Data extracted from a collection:
══════════════════════════════
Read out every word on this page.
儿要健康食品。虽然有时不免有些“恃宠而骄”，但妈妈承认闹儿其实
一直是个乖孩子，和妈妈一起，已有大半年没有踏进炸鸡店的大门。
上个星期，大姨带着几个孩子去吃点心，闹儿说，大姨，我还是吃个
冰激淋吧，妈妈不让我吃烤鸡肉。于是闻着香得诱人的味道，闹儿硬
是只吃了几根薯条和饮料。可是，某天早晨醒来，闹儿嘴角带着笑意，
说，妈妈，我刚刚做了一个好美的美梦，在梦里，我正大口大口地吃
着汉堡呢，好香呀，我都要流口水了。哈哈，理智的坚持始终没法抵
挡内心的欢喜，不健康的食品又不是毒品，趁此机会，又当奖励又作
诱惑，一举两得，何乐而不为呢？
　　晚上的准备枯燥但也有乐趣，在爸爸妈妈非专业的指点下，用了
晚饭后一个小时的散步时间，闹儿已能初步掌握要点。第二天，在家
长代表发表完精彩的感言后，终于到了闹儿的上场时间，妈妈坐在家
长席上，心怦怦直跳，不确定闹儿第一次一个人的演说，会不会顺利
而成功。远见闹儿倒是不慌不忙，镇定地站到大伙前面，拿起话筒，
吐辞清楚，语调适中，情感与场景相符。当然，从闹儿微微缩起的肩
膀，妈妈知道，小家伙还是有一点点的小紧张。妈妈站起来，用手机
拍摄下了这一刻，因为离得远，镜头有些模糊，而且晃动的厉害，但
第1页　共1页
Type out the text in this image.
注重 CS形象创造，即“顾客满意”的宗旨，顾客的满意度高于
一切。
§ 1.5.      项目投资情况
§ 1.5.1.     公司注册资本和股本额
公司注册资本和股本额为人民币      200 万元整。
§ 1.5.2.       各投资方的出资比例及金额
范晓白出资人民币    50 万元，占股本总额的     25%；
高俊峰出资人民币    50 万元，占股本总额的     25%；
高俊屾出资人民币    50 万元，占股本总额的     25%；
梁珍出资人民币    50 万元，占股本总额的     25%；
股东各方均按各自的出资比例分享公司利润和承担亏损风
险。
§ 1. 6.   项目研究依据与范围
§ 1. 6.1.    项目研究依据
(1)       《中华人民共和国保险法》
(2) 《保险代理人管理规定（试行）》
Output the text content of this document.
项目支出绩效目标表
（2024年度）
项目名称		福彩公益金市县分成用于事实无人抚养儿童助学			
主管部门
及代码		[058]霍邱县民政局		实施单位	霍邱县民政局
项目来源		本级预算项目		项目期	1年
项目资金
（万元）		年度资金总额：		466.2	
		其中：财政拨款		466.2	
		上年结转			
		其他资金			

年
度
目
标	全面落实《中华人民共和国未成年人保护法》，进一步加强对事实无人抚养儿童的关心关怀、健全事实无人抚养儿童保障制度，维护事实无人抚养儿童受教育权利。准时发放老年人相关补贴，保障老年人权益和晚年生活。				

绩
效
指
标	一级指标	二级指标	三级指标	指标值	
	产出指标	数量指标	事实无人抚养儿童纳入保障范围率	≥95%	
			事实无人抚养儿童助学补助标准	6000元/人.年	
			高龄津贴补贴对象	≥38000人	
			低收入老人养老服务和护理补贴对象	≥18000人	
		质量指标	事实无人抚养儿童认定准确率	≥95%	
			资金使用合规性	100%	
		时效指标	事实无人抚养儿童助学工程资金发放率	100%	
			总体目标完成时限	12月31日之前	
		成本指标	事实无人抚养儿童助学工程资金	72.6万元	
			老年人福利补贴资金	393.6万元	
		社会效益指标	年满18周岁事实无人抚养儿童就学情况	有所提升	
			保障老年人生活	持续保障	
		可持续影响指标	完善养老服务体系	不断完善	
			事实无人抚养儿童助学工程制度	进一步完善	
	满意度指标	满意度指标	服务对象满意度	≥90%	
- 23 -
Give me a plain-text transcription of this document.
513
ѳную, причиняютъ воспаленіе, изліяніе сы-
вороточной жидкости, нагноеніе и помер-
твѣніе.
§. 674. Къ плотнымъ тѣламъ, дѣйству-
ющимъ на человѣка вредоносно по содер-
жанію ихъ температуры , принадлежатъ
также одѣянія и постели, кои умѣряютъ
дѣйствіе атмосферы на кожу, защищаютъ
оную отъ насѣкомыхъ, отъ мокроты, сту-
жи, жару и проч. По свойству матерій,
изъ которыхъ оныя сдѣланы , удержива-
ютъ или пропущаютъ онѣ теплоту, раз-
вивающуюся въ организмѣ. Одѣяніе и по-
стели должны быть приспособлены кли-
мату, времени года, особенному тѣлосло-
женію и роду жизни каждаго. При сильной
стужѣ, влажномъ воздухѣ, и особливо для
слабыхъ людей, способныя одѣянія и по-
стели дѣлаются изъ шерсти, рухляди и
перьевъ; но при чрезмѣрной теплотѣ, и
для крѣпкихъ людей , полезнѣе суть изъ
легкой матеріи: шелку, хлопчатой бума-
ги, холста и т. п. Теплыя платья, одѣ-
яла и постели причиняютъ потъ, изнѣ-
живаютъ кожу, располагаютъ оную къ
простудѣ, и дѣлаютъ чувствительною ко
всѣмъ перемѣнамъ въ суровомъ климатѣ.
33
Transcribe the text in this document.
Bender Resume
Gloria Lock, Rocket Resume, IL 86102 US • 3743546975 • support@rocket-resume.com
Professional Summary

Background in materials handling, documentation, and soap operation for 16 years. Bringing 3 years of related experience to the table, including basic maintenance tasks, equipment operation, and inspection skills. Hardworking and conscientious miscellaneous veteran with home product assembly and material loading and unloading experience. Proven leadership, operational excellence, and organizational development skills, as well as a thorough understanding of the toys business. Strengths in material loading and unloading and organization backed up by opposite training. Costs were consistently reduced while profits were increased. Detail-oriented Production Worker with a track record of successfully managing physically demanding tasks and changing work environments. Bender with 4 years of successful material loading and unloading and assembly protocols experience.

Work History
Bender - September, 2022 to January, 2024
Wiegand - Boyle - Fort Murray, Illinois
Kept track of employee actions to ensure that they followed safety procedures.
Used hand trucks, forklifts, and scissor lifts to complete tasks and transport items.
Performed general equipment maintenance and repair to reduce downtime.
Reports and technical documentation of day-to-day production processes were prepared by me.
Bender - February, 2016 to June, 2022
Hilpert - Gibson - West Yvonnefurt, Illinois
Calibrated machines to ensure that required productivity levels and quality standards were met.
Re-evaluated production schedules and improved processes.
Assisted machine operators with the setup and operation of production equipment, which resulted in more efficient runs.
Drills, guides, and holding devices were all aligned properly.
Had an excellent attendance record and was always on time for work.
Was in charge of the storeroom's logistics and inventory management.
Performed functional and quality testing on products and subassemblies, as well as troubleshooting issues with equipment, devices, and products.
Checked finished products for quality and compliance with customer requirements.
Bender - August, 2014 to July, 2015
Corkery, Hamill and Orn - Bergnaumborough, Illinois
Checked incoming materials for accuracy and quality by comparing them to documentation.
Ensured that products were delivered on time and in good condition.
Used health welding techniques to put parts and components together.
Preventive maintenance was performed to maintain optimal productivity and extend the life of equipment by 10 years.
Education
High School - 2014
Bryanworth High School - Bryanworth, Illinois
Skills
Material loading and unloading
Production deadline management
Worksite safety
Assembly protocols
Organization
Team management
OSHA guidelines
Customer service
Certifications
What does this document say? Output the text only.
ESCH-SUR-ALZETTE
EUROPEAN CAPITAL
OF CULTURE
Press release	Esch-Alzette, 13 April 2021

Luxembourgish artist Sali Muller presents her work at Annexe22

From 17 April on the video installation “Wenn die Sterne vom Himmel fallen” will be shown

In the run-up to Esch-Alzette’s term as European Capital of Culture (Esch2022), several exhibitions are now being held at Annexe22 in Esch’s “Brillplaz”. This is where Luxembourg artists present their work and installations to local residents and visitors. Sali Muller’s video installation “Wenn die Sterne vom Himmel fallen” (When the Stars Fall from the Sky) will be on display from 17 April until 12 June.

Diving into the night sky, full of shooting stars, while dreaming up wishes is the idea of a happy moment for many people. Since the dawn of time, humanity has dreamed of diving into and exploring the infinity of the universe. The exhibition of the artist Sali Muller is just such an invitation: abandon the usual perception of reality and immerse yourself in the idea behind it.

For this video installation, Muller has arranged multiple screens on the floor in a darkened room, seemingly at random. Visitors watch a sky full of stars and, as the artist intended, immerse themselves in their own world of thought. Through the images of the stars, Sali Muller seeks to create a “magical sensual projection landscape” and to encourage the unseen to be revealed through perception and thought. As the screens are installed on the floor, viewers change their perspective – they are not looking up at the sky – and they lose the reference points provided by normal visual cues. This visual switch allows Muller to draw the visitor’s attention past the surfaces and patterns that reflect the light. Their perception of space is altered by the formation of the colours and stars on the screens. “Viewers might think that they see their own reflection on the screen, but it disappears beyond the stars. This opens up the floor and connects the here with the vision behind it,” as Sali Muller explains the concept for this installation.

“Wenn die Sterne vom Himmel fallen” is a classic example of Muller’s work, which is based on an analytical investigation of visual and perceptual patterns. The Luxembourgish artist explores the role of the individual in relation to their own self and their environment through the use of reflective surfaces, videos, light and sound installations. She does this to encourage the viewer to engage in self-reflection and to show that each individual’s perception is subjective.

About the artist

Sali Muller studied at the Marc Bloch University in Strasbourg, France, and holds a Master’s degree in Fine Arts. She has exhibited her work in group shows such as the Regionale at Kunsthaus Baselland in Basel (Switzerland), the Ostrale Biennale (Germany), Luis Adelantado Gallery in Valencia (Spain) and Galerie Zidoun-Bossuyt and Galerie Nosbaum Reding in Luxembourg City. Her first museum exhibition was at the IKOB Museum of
══════════════════════════════
— TASK STATEMENT —
Identify each line of the material where the word "well" shows up, and copy it.

— ANSWER FOR THIS EXERCISE —
Background in materials handling, documentation, and soap operation for 16 years. Bringing 3 years of related experience to the table, including basic maintenance tasks, equipment operation, and inspection skills. Hardworking and conscientious miscellaneous veteran with home product assembly and material loading and unloading experience. Proven leadership, operational excellence, and organizational development skills, as well as a thorough understanding of the toys business. Strengths in material loading and unloading and organization backed up by opposite training. Costs were consistently reduced while profits were increased. Detail-oriented Production Worker with a track record of successfully managing physically demanding tasks and changing work environments. Bender with 4 years of successful material loading and unloading and assembly protocols experience.
Performed functional and quality testing on products and subassemblies, as well as troubleshooting issues with equipment, devices, and products.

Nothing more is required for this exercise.